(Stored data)
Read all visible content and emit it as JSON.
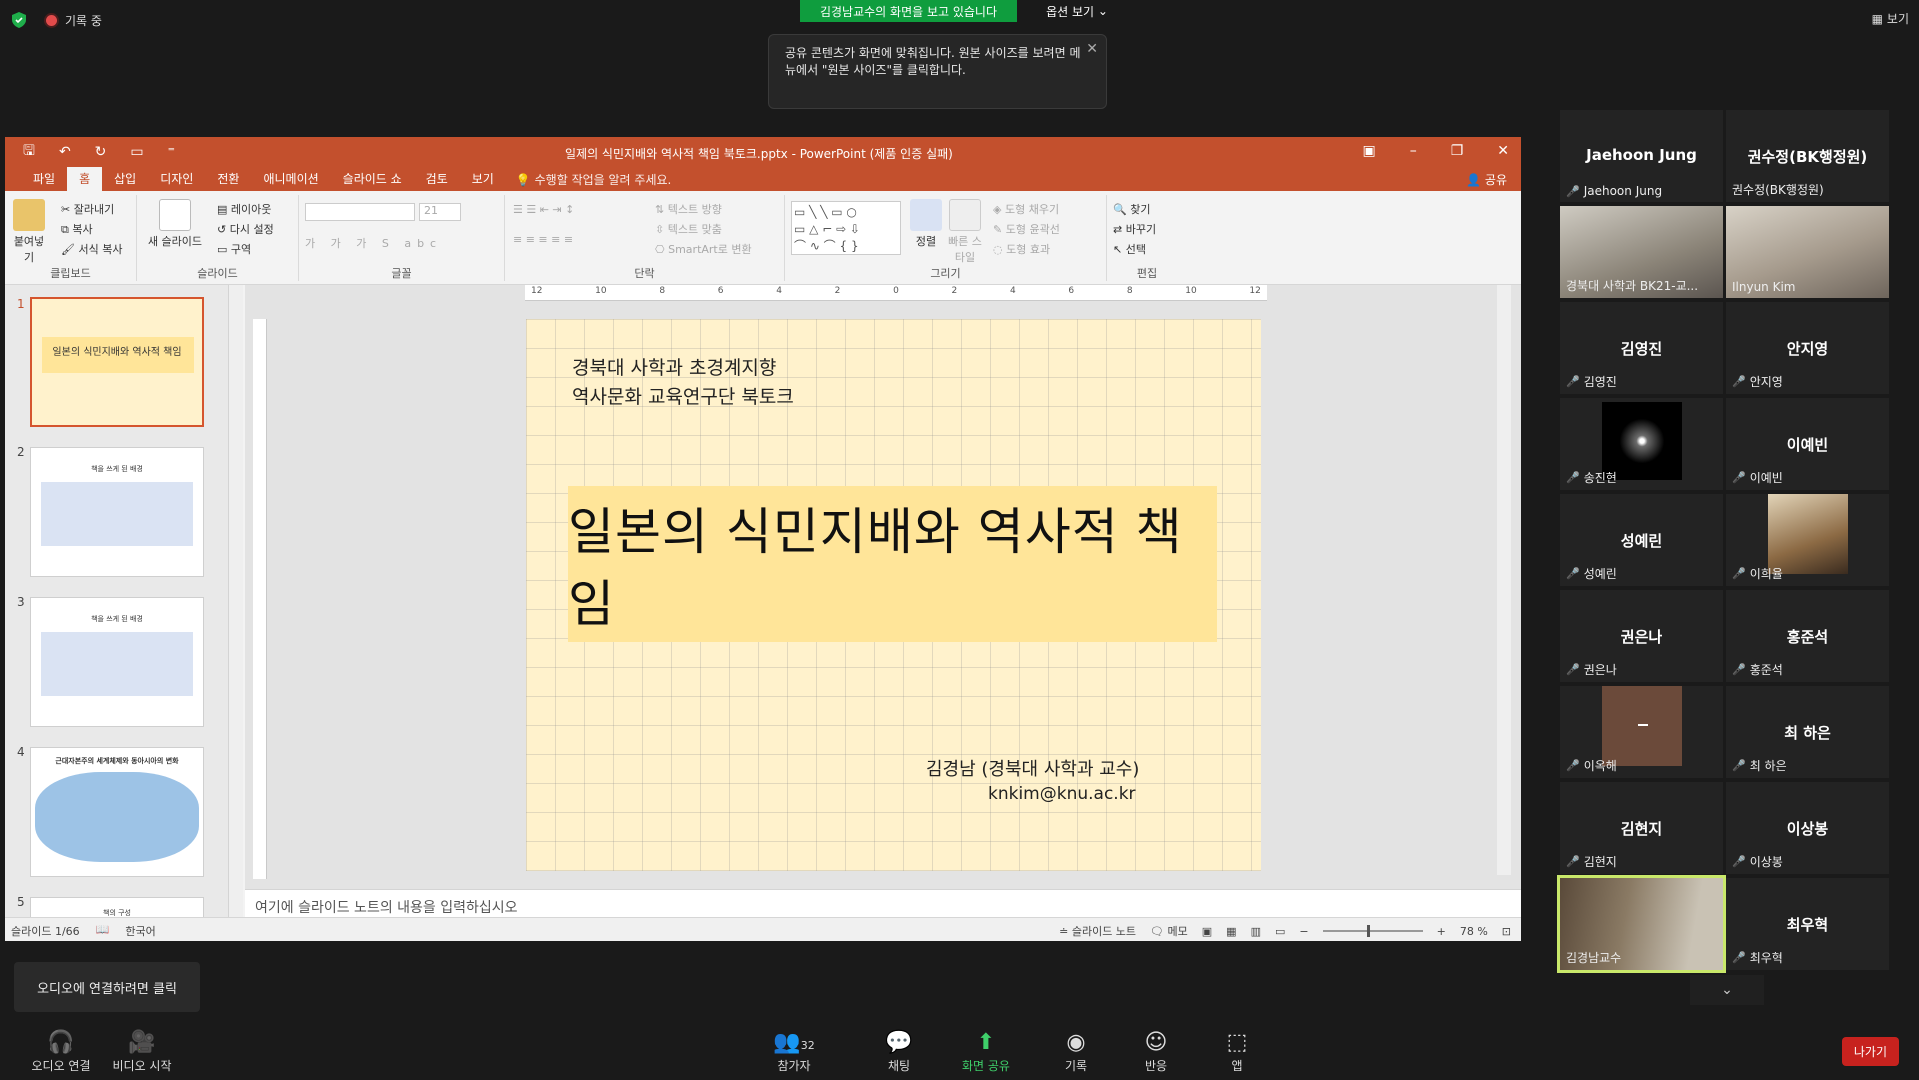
{
  "zoom": {
    "recording": "기록 중",
    "share_banner": "김경남교수의 화면을 보고 있습니다",
    "options": "옵션 보기",
    "view": "보기",
    "tooltip": "공유 콘텐츠가 화면에 맞춰집니다. 원본 사이즈를 보려면 메뉴에서 \"원본 사이즈\"를 클릭합니다.",
    "audio_tip": "오디오에 연결하려면 클릭",
    "toolbar": {
      "audio": "오디오 연결",
      "video": "비디오 시작",
      "participants": "참가자",
      "participants_count": "32",
      "chat": "채팅",
      "share": "화면 공유",
      "record": "기록",
      "reactions": "반응",
      "apps": "앱",
      "leave": "나가기"
    }
  },
  "ppt": {
    "title": "일제의 식민지배와 역사적 책임 북토크.pptx - PowerPoint (제품 인증 실패)",
    "tabs": [
      "파일",
      "홈",
      "삽입",
      "디자인",
      "전환",
      "애니메이션",
      "슬라이드 쇼",
      "검토",
      "보기"
    ],
    "tell_me": "수행할 작업을 알려 주세요.",
    "share": "공유",
    "ribbon": {
      "paste": "붙여넣기",
      "cut": "잘라내기",
      "copy": "복사",
      "format_painter": "서식 복사",
      "clipboard": "클립보드",
      "new_slide": "새 슬라이드",
      "layout": "레이아웃",
      "reset": "다시 설정",
      "section": "구역",
      "slides": "슬라이드",
      "font_size": "21",
      "font": "글꼴",
      "text_direction": "텍스트 방향",
      "align_text": "텍스트 맞춤",
      "smartart": "SmartArt로 변환",
      "paragraph": "단락",
      "arrange": "정렬",
      "quick_styles": "빠른 스타일",
      "shape_fill": "도형 채우기",
      "shape_outline": "도형 윤곽선",
      "shape_effects": "도형 효과",
      "drawing": "그리기",
      "find": "찾기",
      "replace": "바꾸기",
      "select": "선택",
      "editing": "편집"
    },
    "thumbnails": [
      {
        "num": "1",
        "text": "일본의 식민지배와 역사적 책임"
      },
      {
        "num": "2",
        "text": "책을 쓰게 된 배경"
      },
      {
        "num": "3",
        "text": "책을 쓰게 된 배경"
      },
      {
        "num": "4",
        "text": "근대자본주의 세계체제와 동아시아의 변화"
      },
      {
        "num": "5",
        "text": "책의 구성"
      }
    ],
    "slide": {
      "line1": "경북대 사학과 초경계지향",
      "line2": "역사문화 교육연구단 북토크",
      "title": "일본의 식민지배와 역사적 책임",
      "author": "김경남 (경북대 사학과 교수)",
      "email": "knkim@knu.ac.kr"
    },
    "notes_placeholder": "여기에 슬라이드 노트의 내용을 입력하십시오",
    "status": {
      "slide": "슬라이드 1/66",
      "lang": "한국어",
      "notes": "슬라이드 노트",
      "comments": "메모",
      "zoom": "78 %"
    }
  },
  "participants": [
    {
      "name": "Jaehoon Jung",
      "label": "Jaehoon Jung"
    },
    {
      "name": "권수정(BK행정원)",
      "label": "권수정(BK행정원)"
    },
    {
      "name": "경북대 사학과 BK21",
      "label": "경북대 사학과 BK21-교..."
    },
    {
      "name": "Ilnyun Kim",
      "label": "Ilnyun Kim"
    },
    {
      "name": "김영진",
      "label": "김영진"
    },
    {
      "name": "안지영",
      "label": "안지영"
    },
    {
      "name": "송진현",
      "label": "송진현"
    },
    {
      "name": "이예빈",
      "label": "이예빈"
    },
    {
      "name": "성예린",
      "label": "성예린"
    },
    {
      "name": "이희율",
      "label": "이희율"
    },
    {
      "name": "권은나",
      "label": "권은나"
    },
    {
      "name": "홍준석",
      "label": "홍준석"
    },
    {
      "name": "이옥해",
      "label": "이옥해"
    },
    {
      "name": "최 하은",
      "label": "최 하은"
    },
    {
      "name": "김현지",
      "label": "김현지"
    },
    {
      "name": "이상봉",
      "label": "이상봉"
    },
    {
      "name": "김경남교수",
      "label": "김경남교수"
    },
    {
      "name": "최우혁",
      "label": "최우혁"
    }
  ]
}
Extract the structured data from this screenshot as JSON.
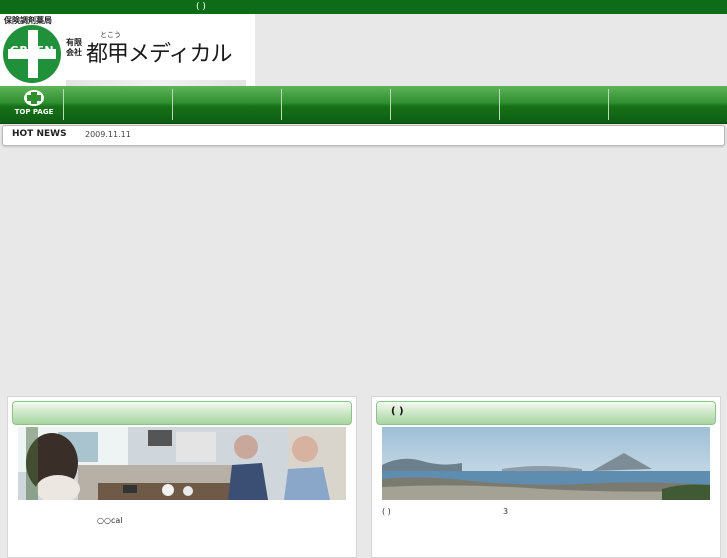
{
  "topbar": {
    "text": "( )"
  },
  "header": {
    "kicker": "保険調剤薬局",
    "logo_word": "GREEN",
    "company_type": "有限会社",
    "company_ruby": "とこう",
    "company_name": "都甲メディカル"
  },
  "nav": {
    "home_label": "TOP PAGE",
    "items": [
      "",
      "",
      "",
      "",
      "",
      ""
    ]
  },
  "hotnews": {
    "label": "HOT NEWS",
    "date": "2009.11.11"
  },
  "panels": {
    "left": {
      "title": "",
      "caption": "○○cal"
    },
    "right": {
      "title": "( )",
      "caption_left": "( )",
      "caption_right": "3"
    }
  },
  "colors": {
    "brand_green": "#0e6b18",
    "nav_green": "#2f8f2f",
    "panel_head": "#cfe8ca"
  }
}
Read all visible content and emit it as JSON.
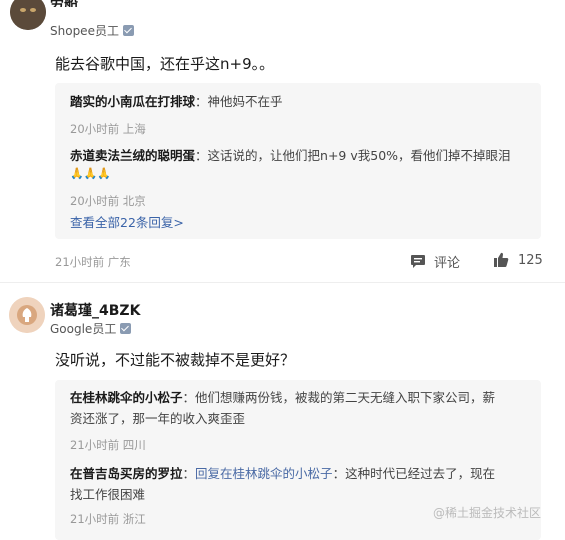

◆ Exercise instructions
From the data above, write out everything exactly except the pictures.

◆ Problem solution
Read all visible content and emit it as JSON.
{
  "zoom": {
    "recording": "기록 중",
    "share_banner": "김경남교수의 화면을 보고 있습니다",
    "options": "옵션 보기",
    "view": "보기",
    "tooltip": "공유 콘텐츠가 화면에 맞춰집니다. 원본 사이즈를 보려면 메뉴에서 \"원본 사이즈\"를 클릭합니다.",
    "audio_tip": "오디오에 연결하려면 클릭",
    "toolbar": {
      "audio": "오디오 연결",
      "video": "비디오 시작",
      "participants": "참가자",
      "participants_count": "32",
      "chat": "채팅",
      "share": "화면 공유",
      "record": "기록",
      "reactions": "반응",
      "apps": "앱",
      "leave": "나가기"
    }
  },
  "ppt": {
    "title": "일제의 식민지배와 역사적 책임 북토크.pptx - PowerPoint (제품 인증 실패)",
    "tabs": [
      "파일",
      "홈",
      "삽입",
      "디자인",
      "전환",
      "애니메이션",
      "슬라이드 쇼",
      "검토",
      "보기"
    ],
    "tell_me": "수행할 작업을 알려 주세요.",
    "share": "공유",
    "ribbon": {
      "paste": "붙여넣기",
      "cut": "잘라내기",
      "copy": "복사",
      "format_painter": "서식 복사",
      "clipboard": "클립보드",
      "new_slide": "새 슬라이드",
      "layout": "레이아웃",
      "reset": "다시 설정",
      "section": "구역",
      "slides": "슬라이드",
      "font_size": "21",
      "font": "글꼴",
      "text_direction": "텍스트 방향",
      "align_text": "텍스트 맞춤",
      "smartart": "SmartArt로 변환",
      "paragraph": "단락",
      "arrange": "정렬",
      "quick_styles": "빠른 스타일",
      "shape_fill": "도형 채우기",
      "shape_outline": "도형 윤곽선",
      "shape_effects": "도형 효과",
      "drawing": "그리기",
      "find": "찾기",
      "replace": "바꾸기",
      "select": "선택",
      "editing": "편집"
    },
    "thumbnails": [
      {
        "num": "1",
        "text": "일본의 식민지배와 역사적 책임"
      },
      {
        "num": "2",
        "text": "책을 쓰게 된 배경"
      },
      {
        "num": "3",
        "text": "책을 쓰게 된 배경"
      },
      {
        "num": "4",
        "text": "근대자본주의 세계체제와 동아시아의 변화"
      },
      {
        "num": "5",
        "text": "책의 구성"
      }
    ],
    "slide": {
      "line1": "경북대 사학과 초경계지향",
      "line2": "역사문화 교육연구단 북토크",
      "title": "일본의 식민지배와 역사적 책임",
      "author": "김경남 (경북대 사학과 교수)",
      "email": "knkim@knu.ac.kr"
    },
    "notes_placeholder": "여기에 슬라이드 노트의 내용을 입력하십시오",
    "status": {
      "slide": "슬라이드 1/66",
      "lang": "한국어",
      "notes": "슬라이드 노트",
      "comments": "메모",
      "zoom": "78 %"
    }
  },
  "participants": [
    {
      "name": "Jaehoon Jung",
      "label": "Jaehoon Jung"
    },
    {
      "name": "권수정(BK행정원)",
      "label": "권수정(BK행정원)"
    },
    {
      "name": "경북대 사학과 BK21",
      "label": "경북대 사학과 BK21-교..."
    },
    {
      "name": "Ilnyun Kim",
      "label": "Ilnyun Kim"
    },
    {
      "name": "김영진",
      "label": "김영진"
    },
    {
      "name": "안지영",
      "label": "안지영"
    },
    {
      "name": "송진현",
      "label": "송진현"
    },
    {
      "name": "이예빈",
      "label": "이예빈"
    },
    {
      "name": "성예린",
      "label": "성예린"
    },
    {
      "name": "이희율",
      "label": "이희율"
    },
    {
      "name": "권은나",
      "label": "권은나"
    },
    {
      "name": "홍준석",
      "label": "홍준석"
    },
    {
      "name": "이옥해",
      "label": "이옥해"
    },
    {
      "name": "최 하은",
      "label": "최 하은"
    },
    {
      "name": "김현지",
      "label": "김현지"
    },
    {
      "name": "이상봉",
      "label": "이상봉"
    },
    {
      "name": "김경남교수",
      "label": "김경남교수"
    },
    {
      "name": "최우혁",
      "label": "최우혁"
    }
  ]
}
Extract the structured data from this screenshot as JSON.
{
  "topbar": {
    "text": "( )"
  },
  "header": {
    "kicker": "保険調剤薬局",
    "logo_word": "GREEN",
    "company_type": "有限会社",
    "company_ruby": "とこう",
    "company_name": "都甲メディカル"
  },
  "nav": {
    "home_label": "TOP PAGE",
    "items": [
      "",
      "",
      "",
      "",
      "",
      ""
    ]
  },
  "hotnews": {
    "label": "HOT NEWS",
    "date": "2009.11.11"
  },
  "panels": {
    "left": {
      "title": "",
      "caption": "○○cal"
    },
    "right": {
      "title": "( )",
      "caption_left": "( )",
      "caption_right": "3"
    }
  },
  "colors": {
    "brand_green": "#0e6b18",
    "nav_green": "#2f8f2f",
    "panel_head": "#cfe8ca"
  }
}
Read all visible content and emit it as JSON.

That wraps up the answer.